AIM OF THE EXERCISE
Extract every line of the material below verbatim, leaving out the pictures.

** Start MATERIAL **

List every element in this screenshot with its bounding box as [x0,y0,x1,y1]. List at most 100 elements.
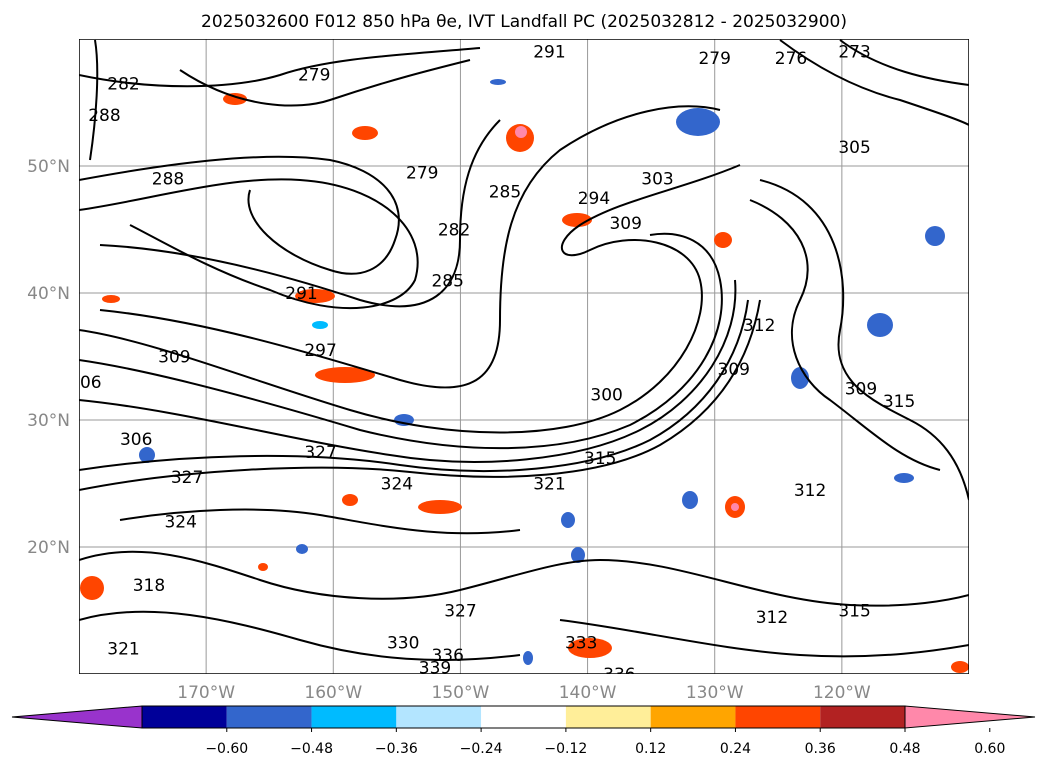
contour-label: 303 [641,170,673,190]
colorbar-frame [141,705,906,729]
contour-label: 327 [304,443,336,463]
lat-tick-label: 40°N [27,284,70,304]
ivt-positive-blob [714,232,732,248]
lon-tick-label: 120°W [813,683,871,703]
ivt-negative-blob [867,313,893,337]
contour-line [559,619,969,658]
contour-label: 285 [489,182,521,202]
contour-label: 306 [69,373,101,393]
ivt-positive-blob [506,124,534,152]
contour-label: 327 [444,602,476,622]
contour-line [79,232,723,450]
colorbar-swatch [142,706,227,728]
ivt-negative-blob [894,473,914,483]
colorbar-tick-label: −0.48 [290,741,333,757]
contour-label: 282 [438,221,470,241]
colorbar-swatch [735,706,821,728]
contour-label: 291 [285,284,317,304]
ivt-positive-blob [342,494,358,506]
ivt-positive-blob [315,367,375,383]
lon-tick-label: 160°W [304,683,362,703]
lat-tick-label: 30°N [27,411,70,431]
map-panel: 282 288 279 291 279 276 273 288 279 285 294 303 309 2… [69,39,969,685]
contour-line [119,508,521,535]
contour-label: 321 [533,475,565,495]
ivt-positive-blob [951,661,969,673]
ivt-positive-blob [102,295,120,303]
contour-line [79,155,400,275]
ivt-positive-blob [418,500,462,514]
ivt-positive-blob [568,638,612,658]
colorbar-tick-label: 0.48 [889,741,920,757]
ivt-positive-blob [562,213,592,227]
contour-label: 309 [718,360,750,380]
contour-label: 288 [88,106,120,126]
contour-line [599,559,969,607]
contour-label: 336 [603,665,635,685]
contour-label: 315 [584,449,616,469]
lon-tick-label: 140°W [559,683,617,703]
contour-label: 306 [120,430,152,450]
contour-label: 309 [609,214,641,234]
theta-e-contours [79,39,969,661]
contour-label: 321 [107,640,139,660]
contour-label: 288 [152,170,184,190]
ivt-negative-blob [676,108,720,136]
contour-label: 324 [164,513,196,533]
contour-label: 297 [304,341,336,361]
contour-label: 285 [431,271,463,291]
ivt-negative-blob [139,447,155,463]
colorbar-tick-label: −0.12 [544,741,587,757]
ivt-negative-blob [561,512,575,528]
colorbar-tick-label: −0.60 [205,741,248,757]
colorbar-swatch [311,706,397,728]
contour-label: 300 [590,386,622,406]
contour-line [99,105,721,389]
contour-label: 339 [419,659,451,679]
contour-label: 333 [565,633,597,653]
colorbar-swatch [396,706,482,728]
lat-tick-label: 50°N [27,157,70,177]
contour-line [99,119,501,308]
ivt-negative-blob [571,547,585,563]
contour-label: 315 [883,392,915,412]
colorbar-swatch [481,706,566,728]
ivt-negative-blob [791,367,809,389]
axis-ticks: 170°W 160°W 150°W 140°W 130°W 120°W 50°N 40°N 30… [27,157,871,703]
lon-tick-label: 130°W [686,683,744,703]
contour-label-layer: 282 288 279 291 279 276 273 288 279 285 294 303 309 2… [69,43,915,685]
contour-label: 279 [698,49,730,69]
colorbar-tick-label: −0.36 [375,741,418,757]
contour-label: 282 [107,74,139,94]
lon-tick-label: 150°W [432,683,490,703]
contour-line [79,279,737,463]
ivt-negative-blob [925,226,945,246]
chart-title: 2025032600 F012 850 hPa θe, IVT Landfall… [201,12,847,32]
contour-line [839,39,969,86]
contour-label: 336 [431,646,463,666]
ivt-negative-blob [296,544,308,554]
contour-label: 330 [387,633,419,653]
contour-label: 279 [406,163,438,183]
contour-line [79,299,761,491]
ivt-positive-blob [352,126,378,140]
colorbar-swatch [226,706,312,728]
ivt-negative-blob [682,491,698,509]
colorbar-swatch [650,706,736,728]
contour-line [79,550,601,600]
contour-line [749,199,941,471]
ivt-negative-blob [490,79,506,85]
ivt-negative-blob [312,321,328,329]
contour-label: 315 [838,602,870,622]
ivt-positive-blob [258,563,268,571]
contour-label: 309 [845,379,877,399]
contour-label: 276 [775,49,807,69]
contour-label: 279 [298,66,330,86]
contour-label: 294 [578,189,610,209]
colorbar-tick-label: 0.24 [720,741,751,757]
colorbar-tick-label: 0.36 [805,741,836,757]
contour-line [779,39,969,126]
lat-tick-label: 20°N [27,538,70,558]
contour-label: 312 [743,316,775,336]
contour-label: 312 [794,481,826,501]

** End MATERIAL **

REPLY TO THE TASK
List every element in this screenshot with its bounding box as [x0,y0,x1,y1]. List at most 100 elements.
contour-label: 303 [641,170,673,190]
colorbar-frame [141,705,906,729]
contour-label: 327 [304,443,336,463]
lat-tick-label: 40°N [27,284,70,304]
ivt-positive-blob [714,232,732,248]
lon-tick-label: 120°W [813,683,871,703]
ivt-negative-blob [867,313,893,337]
contour-line [559,619,969,658]
contour-label: 285 [489,182,521,202]
contour-label: 306 [69,373,101,393]
ivt-positive-blob [506,124,534,152]
contour-label: 327 [444,602,476,622]
contour-line [79,232,723,450]
colorbar-swatch [142,706,227,728]
ivt-negative-blob [894,473,914,483]
colorbar-tick-label: −0.48 [290,741,333,757]
contour-label: 282 [438,221,470,241]
colorbar-swatch [735,706,821,728]
contour-label: 291 [285,284,317,304]
ivt-positive-blob [342,494,358,506]
ivt-positive-blob [315,367,375,383]
lon-tick-label: 160°W [304,683,362,703]
lat-tick-label: 30°N [27,411,70,431]
map-panel: 282 288 279 291 279 276 273 288 279 285 294 303 309 2… [69,39,969,685]
contour-line [119,508,521,535]
contour-label: 321 [533,475,565,495]
ivt-positive-blob [951,661,969,673]
ivt-positive-blob [102,295,120,303]
contour-line [79,155,400,275]
ivt-positive-blob [418,500,462,514]
ivt-positive-blob [568,638,612,658]
colorbar-tick-label: 0.48 [889,741,920,757]
ivt-positive-blob [562,213,592,227]
contour-label: 309 [718,360,750,380]
contour-label: 288 [88,106,120,126]
contour-line [599,559,969,607]
contour-label: 336 [603,665,635,685]
contour-label: 315 [584,449,616,469]
lon-tick-label: 140°W [559,683,617,703]
contour-label: 306 [120,430,152,450]
contour-label: 309 [609,214,641,234]
theta-e-contours [79,39,969,661]
contour-label: 321 [107,640,139,660]
contour-label: 288 [152,170,184,190]
ivt-negative-blob [676,108,720,136]
contour-label: 324 [164,513,196,533]
contour-label: 297 [304,341,336,361]
contour-label: 285 [431,271,463,291]
ivt-negative-blob [139,447,155,463]
colorbar-tick-label: −0.12 [544,741,587,757]
ivt-negative-blob [561,512,575,528]
colorbar-tick-label: −0.60 [205,741,248,757]
colorbar-swatch [311,706,397,728]
contour-label: 300 [590,386,622,406]
contour-line [99,105,721,389]
contour-label: 339 [419,659,451,679]
contour-label: 333 [565,633,597,653]
colorbar-swatch [396,706,482,728]
lat-tick-label: 50°N [27,157,70,177]
contour-line [99,119,501,308]
ivt-negative-blob [571,547,585,563]
contour-label: 315 [883,392,915,412]
colorbar-swatch [481,706,566,728]
ivt-negative-blob [791,367,809,389]
axis-ticks: 170°W 160°W 150°W 140°W 130°W 120°W 50°N 40°N 30… [27,157,871,703]
lon-tick-label: 130°W [686,683,744,703]
contour-label-layer: 282 288 279 291 279 276 273 288 279 285 294 303 309 2… [69,43,915,685]
contour-label: 279 [698,49,730,69]
colorbar-tick-label: −0.36 [375,741,418,757]
contour-label: 282 [107,74,139,94]
lon-tick-label: 150°W [432,683,490,703]
contour-line [79,279,737,463]
ivt-negative-blob [925,226,945,246]
chart-title: 2025032600 F012 850 hPa θe, IVT Landfall… [201,12,847,32]
contour-line [839,39,969,86]
contour-label: 336 [431,646,463,666]
ivt-negative-blob [296,544,308,554]
contour-label: 330 [387,633,419,653]
contour-label: 279 [406,163,438,183]
contour-line [79,299,761,491]
ivt-positive-blob [352,126,378,140]
colorbar-swatch [226,706,312,728]
ivt-negative-blob [682,491,698,509]
colorbar-swatch [650,706,736,728]
contour-line [79,550,601,600]
contour-line [749,199,941,471]
ivt-negative-blob [490,79,506,85]
ivt-negative-blob [312,321,328,329]
contour-label: 315 [838,602,870,622]
ivt-positive-blob [258,563,268,571]
contour-label: 309 [845,379,877,399]
contour-label: 276 [775,49,807,69]
contour-label: 279 [298,66,330,86]
contour-label: 294 [578,189,610,209]
colorbar-tick-label: 0.24 [720,741,751,757]
colorbar-tick-label: 0.36 [805,741,836,757]
contour-line [779,39,969,126]
lat-tick-label: 20°N [27,538,70,558]
contour-label: 312 [743,316,775,336]
contour-label: 312 [794,481,826,501]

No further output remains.